__REQUIREMENTS__: Copy every line of the item below word for word, and leave the picture out.

:::::

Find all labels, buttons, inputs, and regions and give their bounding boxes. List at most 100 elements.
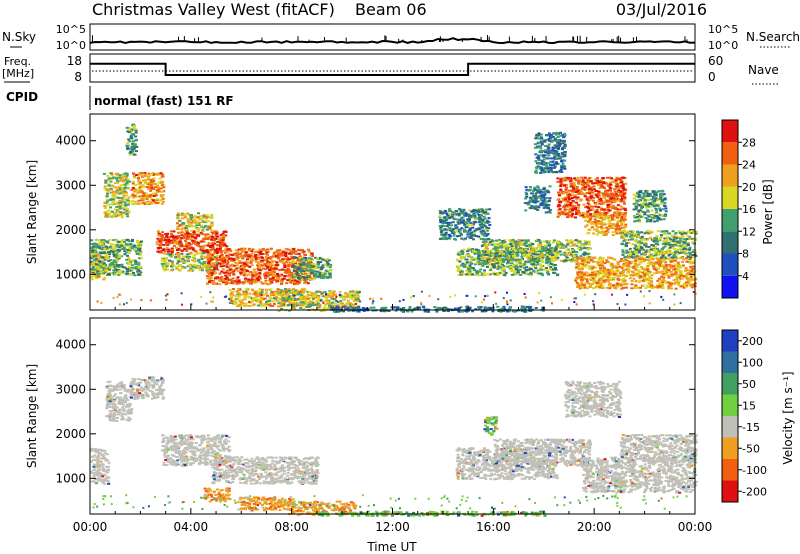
heatmap-cell (243, 297, 247, 300)
heatmap-cell (96, 275, 100, 278)
heatmap-cell (547, 191, 551, 194)
heatmap-cell (195, 224, 199, 227)
heatmap-cell (92, 254, 96, 257)
heatmap-cell (114, 250, 118, 253)
heatmap-cell (92, 248, 96, 250)
heatmap-cell (237, 248, 241, 251)
heatmap-cell (543, 191, 547, 194)
heatmap-cell (262, 293, 266, 296)
heatmap-cell (186, 247, 189, 250)
noise-left-label: N.Sky (2, 30, 36, 44)
heatmap-cell (528, 260, 532, 262)
heatmap-cell (283, 275, 287, 277)
heatmap-cell (587, 247, 591, 250)
heatmap-cell (472, 238, 475, 241)
heatmap-cell (495, 258, 498, 261)
heatmap-cell (101, 240, 105, 243)
heatmap-cell (439, 227, 443, 230)
heatmap-cell (487, 242, 491, 245)
heatmap-cell (234, 254, 237, 257)
heatmap-cell (162, 264, 166, 267)
heatmap-cell (217, 278, 221, 281)
heatmap-cell (212, 253, 215, 256)
heatmap-cell (308, 250, 311, 253)
heatmap-cell (91, 249, 95, 252)
heatmap-cell (134, 195, 138, 198)
heatmap-cell (110, 197, 114, 200)
heatmap-cell (173, 241, 176, 244)
heatmap-cell (492, 266, 496, 269)
heatmap-cell (94, 268, 97, 271)
heatmap-cell (232, 288, 235, 290)
heatmap-cell (157, 186, 160, 189)
heatmap-cell (101, 261, 105, 264)
heatmap-cell (256, 267, 260, 270)
heatmap-cell (118, 269, 121, 272)
heatmap-cell (318, 290, 322, 293)
heatmap-cell (91, 261, 95, 264)
heatmap-cell (462, 219, 466, 222)
heatmap-cell (321, 291, 325, 294)
heatmap-cell (207, 253, 210, 256)
heatmap-cell (461, 255, 465, 258)
heatmap-cell (158, 245, 162, 248)
heatmap-cell (343, 295, 347, 298)
heatmap-cell (285, 270, 289, 273)
heatmap-cell (268, 282, 272, 285)
heatmap-cell (305, 306, 309, 308)
heatmap-cell (173, 238, 177, 241)
heatmap-cell (112, 265, 116, 268)
heatmap-cell (254, 272, 258, 275)
heatmap-cell (247, 278, 251, 281)
heatmap-cell (135, 138, 139, 141)
heatmap-cell (468, 270, 472, 273)
heatmap-cell (296, 264, 300, 267)
heatmap-cell (252, 297, 256, 300)
heatmap-cell (177, 253, 181, 256)
heatmap-cell (459, 255, 463, 258)
heatmap-cell (109, 215, 113, 218)
heatmap-cell (224, 274, 228, 277)
heatmap-cell (258, 272, 262, 274)
heatmap-cell (469, 258, 473, 261)
heatmap-cell (149, 180, 153, 183)
heatmap-cell (310, 271, 314, 274)
heatmap-cell (439, 220, 443, 223)
heatmap-cell (163, 257, 167, 260)
heatmap-cell (175, 266, 179, 268)
heatmap-cell (526, 256, 529, 259)
heatmap-cell (147, 185, 151, 188)
heatmap-cell (138, 202, 142, 205)
frequency-panel-frame (89, 53, 696, 83)
heatmap-cell (187, 234, 191, 237)
heatmap-cell (549, 252, 553, 255)
heatmap-cell (117, 250, 121, 253)
heatmap-cell (524, 240, 528, 243)
heatmap-cell (284, 253, 288, 255)
heatmap-cell (140, 189, 144, 192)
heatmap-cell (121, 174, 125, 177)
heatmap-cell (203, 215, 207, 218)
heatmap-cell (540, 198, 544, 201)
heatmap-cell (211, 232, 215, 235)
heatmap-cell (555, 161, 558, 164)
heatmap-cell (470, 248, 474, 251)
heatmap-cell (277, 305, 280, 308)
heatmap-cell (221, 232, 225, 235)
heatmap-cell (122, 188, 126, 191)
heatmap-cell (448, 221, 452, 224)
heatmap-cell (487, 260, 490, 263)
heatmap-cell (119, 204, 122, 207)
heatmap-cell (518, 248, 522, 250)
heatmap-cell (162, 267, 166, 269)
heatmap-cell (485, 254, 489, 256)
heatmap-cell (460, 209, 464, 212)
heatmap-cell (474, 273, 478, 276)
heatmap-cell (493, 273, 497, 276)
heatmap-cell (323, 304, 327, 307)
heatmap-cell (569, 252, 573, 254)
heatmap-cell (321, 258, 325, 261)
heatmap-cell (302, 261, 306, 264)
heatmap-cell (239, 301, 243, 304)
heatmap-cell (491, 273, 495, 275)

:::::

__CORRECT OUTPUT__:
Find all labels, buttons, inputs, and regions and give their bounding boxes. List at most 100 elements.
heatmap-cell (243, 297, 247, 300)
heatmap-cell (96, 275, 100, 278)
heatmap-cell (547, 191, 551, 194)
heatmap-cell (195, 224, 199, 227)
heatmap-cell (92, 254, 96, 257)
heatmap-cell (114, 250, 118, 253)
heatmap-cell (92, 248, 96, 250)
heatmap-cell (237, 248, 241, 251)
heatmap-cell (543, 191, 547, 194)
heatmap-cell (262, 293, 266, 296)
heatmap-cell (186, 247, 189, 250)
noise-left-label: N.Sky (2, 30, 36, 44)
heatmap-cell (528, 260, 532, 262)
heatmap-cell (283, 275, 287, 277)
heatmap-cell (587, 247, 591, 250)
heatmap-cell (472, 238, 475, 241)
heatmap-cell (495, 258, 498, 261)
heatmap-cell (101, 240, 105, 243)
heatmap-cell (439, 227, 443, 230)
heatmap-cell (487, 242, 491, 245)
heatmap-cell (234, 254, 237, 257)
heatmap-cell (162, 264, 166, 267)
heatmap-cell (217, 278, 221, 281)
heatmap-cell (212, 253, 215, 256)
heatmap-cell (308, 250, 311, 253)
heatmap-cell (91, 249, 95, 252)
heatmap-cell (134, 195, 138, 198)
heatmap-cell (110, 197, 114, 200)
heatmap-cell (173, 241, 176, 244)
heatmap-cell (492, 266, 496, 269)
heatmap-cell (94, 268, 97, 271)
heatmap-cell (232, 288, 235, 290)
heatmap-cell (157, 186, 160, 189)
heatmap-cell (101, 261, 105, 264)
heatmap-cell (256, 267, 260, 270)
heatmap-cell (118, 269, 121, 272)
heatmap-cell (318, 290, 322, 293)
heatmap-cell (91, 261, 95, 264)
heatmap-cell (462, 219, 466, 222)
heatmap-cell (321, 291, 325, 294)
heatmap-cell (207, 253, 210, 256)
heatmap-cell (461, 255, 465, 258)
heatmap-cell (158, 245, 162, 248)
heatmap-cell (343, 295, 347, 298)
heatmap-cell (285, 270, 289, 273)
heatmap-cell (268, 282, 272, 285)
heatmap-cell (305, 306, 309, 308)
heatmap-cell (173, 238, 177, 241)
heatmap-cell (112, 265, 116, 268)
heatmap-cell (254, 272, 258, 275)
heatmap-cell (247, 278, 251, 281)
heatmap-cell (135, 138, 139, 141)
heatmap-cell (468, 270, 472, 273)
heatmap-cell (296, 264, 300, 267)
heatmap-cell (252, 297, 256, 300)
heatmap-cell (177, 253, 181, 256)
heatmap-cell (459, 255, 463, 258)
heatmap-cell (109, 215, 113, 218)
heatmap-cell (224, 274, 228, 277)
heatmap-cell (258, 272, 262, 274)
heatmap-cell (469, 258, 473, 261)
heatmap-cell (149, 180, 153, 183)
heatmap-cell (310, 271, 314, 274)
heatmap-cell (439, 220, 443, 223)
heatmap-cell (163, 257, 167, 260)
heatmap-cell (175, 266, 179, 268)
heatmap-cell (526, 256, 529, 259)
heatmap-cell (147, 185, 151, 188)
heatmap-cell (138, 202, 142, 205)
frequency-panel-frame (89, 53, 696, 83)
heatmap-cell (187, 234, 191, 237)
heatmap-cell (549, 252, 553, 255)
heatmap-cell (117, 250, 121, 253)
heatmap-cell (524, 240, 528, 243)
heatmap-cell (284, 253, 288, 255)
heatmap-cell (140, 189, 144, 192)
heatmap-cell (121, 174, 125, 177)
heatmap-cell (203, 215, 207, 218)
heatmap-cell (540, 198, 544, 201)
heatmap-cell (211, 232, 215, 235)
heatmap-cell (555, 161, 558, 164)
heatmap-cell (470, 248, 474, 251)
heatmap-cell (277, 305, 280, 308)
heatmap-cell (221, 232, 225, 235)
heatmap-cell (122, 188, 126, 191)
heatmap-cell (448, 221, 452, 224)
heatmap-cell (487, 260, 490, 263)
heatmap-cell (119, 204, 122, 207)
heatmap-cell (518, 248, 522, 250)
heatmap-cell (162, 267, 166, 269)
heatmap-cell (485, 254, 489, 256)
heatmap-cell (460, 209, 464, 212)
heatmap-cell (474, 273, 478, 276)
heatmap-cell (493, 273, 497, 276)
heatmap-cell (323, 304, 327, 307)
heatmap-cell (569, 252, 573, 254)
heatmap-cell (321, 258, 325, 261)
heatmap-cell (302, 261, 306, 264)
heatmap-cell (239, 301, 243, 304)
heatmap-cell (491, 273, 495, 275)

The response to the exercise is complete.